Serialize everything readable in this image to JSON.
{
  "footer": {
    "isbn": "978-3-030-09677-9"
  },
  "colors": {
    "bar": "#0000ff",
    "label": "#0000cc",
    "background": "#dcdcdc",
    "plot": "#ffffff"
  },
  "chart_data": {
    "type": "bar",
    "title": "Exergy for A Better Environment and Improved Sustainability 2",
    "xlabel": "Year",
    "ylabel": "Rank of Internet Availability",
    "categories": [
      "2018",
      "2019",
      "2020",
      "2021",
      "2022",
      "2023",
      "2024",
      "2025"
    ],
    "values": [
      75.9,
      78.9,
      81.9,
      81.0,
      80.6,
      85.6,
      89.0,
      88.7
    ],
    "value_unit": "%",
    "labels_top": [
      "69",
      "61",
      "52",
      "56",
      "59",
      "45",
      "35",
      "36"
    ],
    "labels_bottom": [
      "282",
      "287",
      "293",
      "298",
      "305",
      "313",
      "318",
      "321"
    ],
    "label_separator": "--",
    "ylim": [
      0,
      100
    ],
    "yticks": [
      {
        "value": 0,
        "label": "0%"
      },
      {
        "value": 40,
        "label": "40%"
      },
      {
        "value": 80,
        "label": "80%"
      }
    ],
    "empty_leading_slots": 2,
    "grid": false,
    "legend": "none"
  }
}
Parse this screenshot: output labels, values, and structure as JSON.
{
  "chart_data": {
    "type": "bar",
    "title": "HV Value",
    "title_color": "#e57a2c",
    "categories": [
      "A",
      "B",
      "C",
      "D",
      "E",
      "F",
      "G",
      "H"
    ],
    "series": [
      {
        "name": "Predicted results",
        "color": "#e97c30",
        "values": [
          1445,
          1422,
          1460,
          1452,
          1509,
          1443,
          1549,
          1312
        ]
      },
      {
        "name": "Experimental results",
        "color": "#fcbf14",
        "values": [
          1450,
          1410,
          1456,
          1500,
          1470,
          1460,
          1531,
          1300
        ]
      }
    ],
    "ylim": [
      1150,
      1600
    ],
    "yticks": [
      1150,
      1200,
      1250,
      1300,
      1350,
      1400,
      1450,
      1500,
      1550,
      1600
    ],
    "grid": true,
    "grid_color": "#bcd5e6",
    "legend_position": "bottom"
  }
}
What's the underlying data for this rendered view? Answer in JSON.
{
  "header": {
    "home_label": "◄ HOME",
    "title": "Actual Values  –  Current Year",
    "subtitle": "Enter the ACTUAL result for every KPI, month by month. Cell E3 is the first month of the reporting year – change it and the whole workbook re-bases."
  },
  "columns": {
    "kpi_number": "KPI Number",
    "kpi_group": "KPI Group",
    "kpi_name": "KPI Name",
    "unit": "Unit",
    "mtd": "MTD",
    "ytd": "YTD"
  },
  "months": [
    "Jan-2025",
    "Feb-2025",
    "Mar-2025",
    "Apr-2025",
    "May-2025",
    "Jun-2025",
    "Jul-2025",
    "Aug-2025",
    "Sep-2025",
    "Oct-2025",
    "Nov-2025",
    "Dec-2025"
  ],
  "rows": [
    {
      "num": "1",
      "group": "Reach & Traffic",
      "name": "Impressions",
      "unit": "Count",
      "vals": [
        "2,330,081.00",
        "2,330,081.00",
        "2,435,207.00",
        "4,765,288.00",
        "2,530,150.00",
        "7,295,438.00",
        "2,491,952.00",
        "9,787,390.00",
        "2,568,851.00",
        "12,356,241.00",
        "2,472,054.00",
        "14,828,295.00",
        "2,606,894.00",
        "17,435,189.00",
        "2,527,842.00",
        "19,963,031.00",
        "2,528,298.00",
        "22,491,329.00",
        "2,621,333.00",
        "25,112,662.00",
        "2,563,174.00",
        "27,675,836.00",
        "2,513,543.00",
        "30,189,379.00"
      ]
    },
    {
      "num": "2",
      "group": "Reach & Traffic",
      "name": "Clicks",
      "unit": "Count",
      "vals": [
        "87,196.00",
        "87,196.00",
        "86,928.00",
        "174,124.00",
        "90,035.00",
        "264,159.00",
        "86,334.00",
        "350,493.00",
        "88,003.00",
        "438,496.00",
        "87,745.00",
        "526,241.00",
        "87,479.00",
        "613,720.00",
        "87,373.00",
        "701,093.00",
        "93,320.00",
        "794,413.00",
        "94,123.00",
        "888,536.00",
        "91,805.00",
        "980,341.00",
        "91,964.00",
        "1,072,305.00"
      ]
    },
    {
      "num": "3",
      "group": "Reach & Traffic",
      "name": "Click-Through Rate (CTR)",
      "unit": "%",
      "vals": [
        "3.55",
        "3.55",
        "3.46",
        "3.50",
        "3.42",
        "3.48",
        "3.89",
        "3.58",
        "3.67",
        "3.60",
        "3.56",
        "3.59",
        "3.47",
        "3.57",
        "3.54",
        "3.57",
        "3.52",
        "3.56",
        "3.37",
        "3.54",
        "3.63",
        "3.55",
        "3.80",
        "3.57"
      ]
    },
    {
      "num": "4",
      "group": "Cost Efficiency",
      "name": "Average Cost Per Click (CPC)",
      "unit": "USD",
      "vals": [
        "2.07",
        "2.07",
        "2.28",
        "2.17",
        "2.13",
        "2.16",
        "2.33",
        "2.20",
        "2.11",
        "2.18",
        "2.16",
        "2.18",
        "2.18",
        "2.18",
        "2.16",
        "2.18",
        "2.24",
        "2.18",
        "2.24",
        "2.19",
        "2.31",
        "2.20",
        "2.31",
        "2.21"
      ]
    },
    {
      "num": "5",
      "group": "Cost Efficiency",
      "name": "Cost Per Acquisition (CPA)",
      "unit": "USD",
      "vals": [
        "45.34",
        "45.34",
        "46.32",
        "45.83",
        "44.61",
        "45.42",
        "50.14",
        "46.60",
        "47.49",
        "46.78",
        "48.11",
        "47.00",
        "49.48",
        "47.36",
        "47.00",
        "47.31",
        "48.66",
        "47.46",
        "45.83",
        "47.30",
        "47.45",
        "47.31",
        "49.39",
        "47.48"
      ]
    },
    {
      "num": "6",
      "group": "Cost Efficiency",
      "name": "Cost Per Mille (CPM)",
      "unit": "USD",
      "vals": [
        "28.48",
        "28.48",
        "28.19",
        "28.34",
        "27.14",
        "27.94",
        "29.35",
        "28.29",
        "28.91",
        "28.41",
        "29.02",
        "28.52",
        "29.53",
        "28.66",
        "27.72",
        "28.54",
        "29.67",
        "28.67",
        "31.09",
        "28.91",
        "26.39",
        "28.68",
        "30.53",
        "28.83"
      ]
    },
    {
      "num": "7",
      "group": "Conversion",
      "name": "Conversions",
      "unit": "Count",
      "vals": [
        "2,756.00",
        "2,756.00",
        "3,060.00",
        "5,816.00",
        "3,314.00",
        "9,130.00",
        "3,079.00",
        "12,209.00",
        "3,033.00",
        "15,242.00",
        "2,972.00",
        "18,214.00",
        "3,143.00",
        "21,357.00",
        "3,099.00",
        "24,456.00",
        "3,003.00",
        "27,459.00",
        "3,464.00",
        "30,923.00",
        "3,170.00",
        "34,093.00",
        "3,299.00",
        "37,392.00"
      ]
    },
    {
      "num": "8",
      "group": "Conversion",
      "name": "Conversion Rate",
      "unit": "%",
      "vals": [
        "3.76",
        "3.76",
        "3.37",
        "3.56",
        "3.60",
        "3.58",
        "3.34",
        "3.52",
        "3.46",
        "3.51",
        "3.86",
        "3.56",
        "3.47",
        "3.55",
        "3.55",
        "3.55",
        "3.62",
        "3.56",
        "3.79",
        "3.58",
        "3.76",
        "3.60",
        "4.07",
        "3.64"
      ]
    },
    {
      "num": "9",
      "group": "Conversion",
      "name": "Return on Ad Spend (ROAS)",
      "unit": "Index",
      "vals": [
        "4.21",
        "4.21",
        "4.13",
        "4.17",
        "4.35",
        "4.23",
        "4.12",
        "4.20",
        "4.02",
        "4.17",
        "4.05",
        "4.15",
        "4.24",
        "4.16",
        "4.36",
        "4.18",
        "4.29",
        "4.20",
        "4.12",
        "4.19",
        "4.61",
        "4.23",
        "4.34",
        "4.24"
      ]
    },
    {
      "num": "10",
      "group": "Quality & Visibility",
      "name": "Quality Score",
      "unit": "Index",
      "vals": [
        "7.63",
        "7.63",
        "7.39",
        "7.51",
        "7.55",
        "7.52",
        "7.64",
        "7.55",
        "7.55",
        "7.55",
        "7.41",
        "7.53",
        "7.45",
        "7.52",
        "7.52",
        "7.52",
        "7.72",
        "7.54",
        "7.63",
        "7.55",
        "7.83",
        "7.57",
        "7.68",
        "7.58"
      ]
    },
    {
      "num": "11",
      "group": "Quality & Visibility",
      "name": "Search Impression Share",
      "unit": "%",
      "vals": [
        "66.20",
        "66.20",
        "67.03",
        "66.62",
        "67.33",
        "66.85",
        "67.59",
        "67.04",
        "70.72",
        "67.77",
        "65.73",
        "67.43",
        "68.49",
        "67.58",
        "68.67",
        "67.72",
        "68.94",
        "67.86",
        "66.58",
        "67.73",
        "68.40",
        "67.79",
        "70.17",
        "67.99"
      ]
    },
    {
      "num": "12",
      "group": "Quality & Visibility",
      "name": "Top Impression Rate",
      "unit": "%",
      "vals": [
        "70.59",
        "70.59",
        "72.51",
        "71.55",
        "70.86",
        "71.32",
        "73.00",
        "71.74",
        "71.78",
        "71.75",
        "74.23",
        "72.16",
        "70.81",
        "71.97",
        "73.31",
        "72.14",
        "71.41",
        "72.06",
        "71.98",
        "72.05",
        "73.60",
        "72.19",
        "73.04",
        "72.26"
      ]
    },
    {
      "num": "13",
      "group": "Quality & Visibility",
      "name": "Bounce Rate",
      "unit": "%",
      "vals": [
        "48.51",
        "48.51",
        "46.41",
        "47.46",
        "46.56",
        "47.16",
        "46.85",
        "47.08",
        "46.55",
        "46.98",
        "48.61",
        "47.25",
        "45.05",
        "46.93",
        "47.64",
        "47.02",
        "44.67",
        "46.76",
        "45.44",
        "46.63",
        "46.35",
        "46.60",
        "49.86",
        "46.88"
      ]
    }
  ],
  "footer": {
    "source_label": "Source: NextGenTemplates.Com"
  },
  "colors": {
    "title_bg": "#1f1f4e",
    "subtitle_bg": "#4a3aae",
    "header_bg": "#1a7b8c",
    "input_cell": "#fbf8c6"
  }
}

========================================

### Required work
Show every line of the listing in which the string "results" can be found.

### Answer
        "name": "Predicted results",
        "name": "Experimental results",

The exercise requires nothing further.